WHAT TO DO ::
Leave out the pictures, then reproduce the rest of the material exactly.

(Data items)
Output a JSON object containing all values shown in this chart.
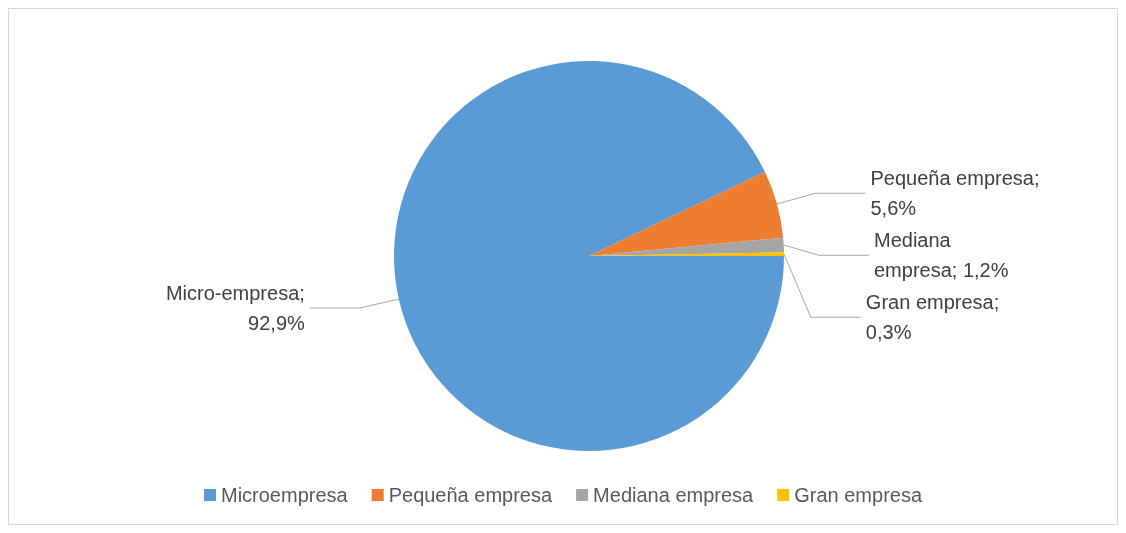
{
  "chart_data": {
    "type": "pie",
    "categories": [
      "Microempresa",
      "Pequeña empresa",
      "Mediana empresa",
      "Gran empresa"
    ],
    "values": [
      92.9,
      5.6,
      1.2,
      0.3
    ],
    "colors": [
      "#5b9bd5",
      "#ed7d31",
      "#a5a5a5",
      "#ffc000"
    ],
    "value_labels": [
      "Micro-empresa;\n92,9%",
      "Pequeña empresa;\n5,6%",
      "Mediana\nempresa; 1,2%",
      "Gran empresa;\n0,3%"
    ],
    "legend": "bottom"
  }
}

COMPLETED EXERCISE ::
Output a JSON object containing all values shown in this chart.
{
  "chart_data": {
    "type": "pie",
    "categories": [
      "Microempresa",
      "Pequeña empresa",
      "Mediana empresa",
      "Gran empresa"
    ],
    "values": [
      92.9,
      5.6,
      1.2,
      0.3
    ],
    "colors": [
      "#5b9bd5",
      "#ed7d31",
      "#a5a5a5",
      "#ffc000"
    ],
    "value_labels": [
      "Micro-empresa;\n92,9%",
      "Pequeña empresa;\n5,6%",
      "Mediana\nempresa; 1,2%",
      "Gran empresa;\n0,3%"
    ],
    "legend": "bottom"
  }
}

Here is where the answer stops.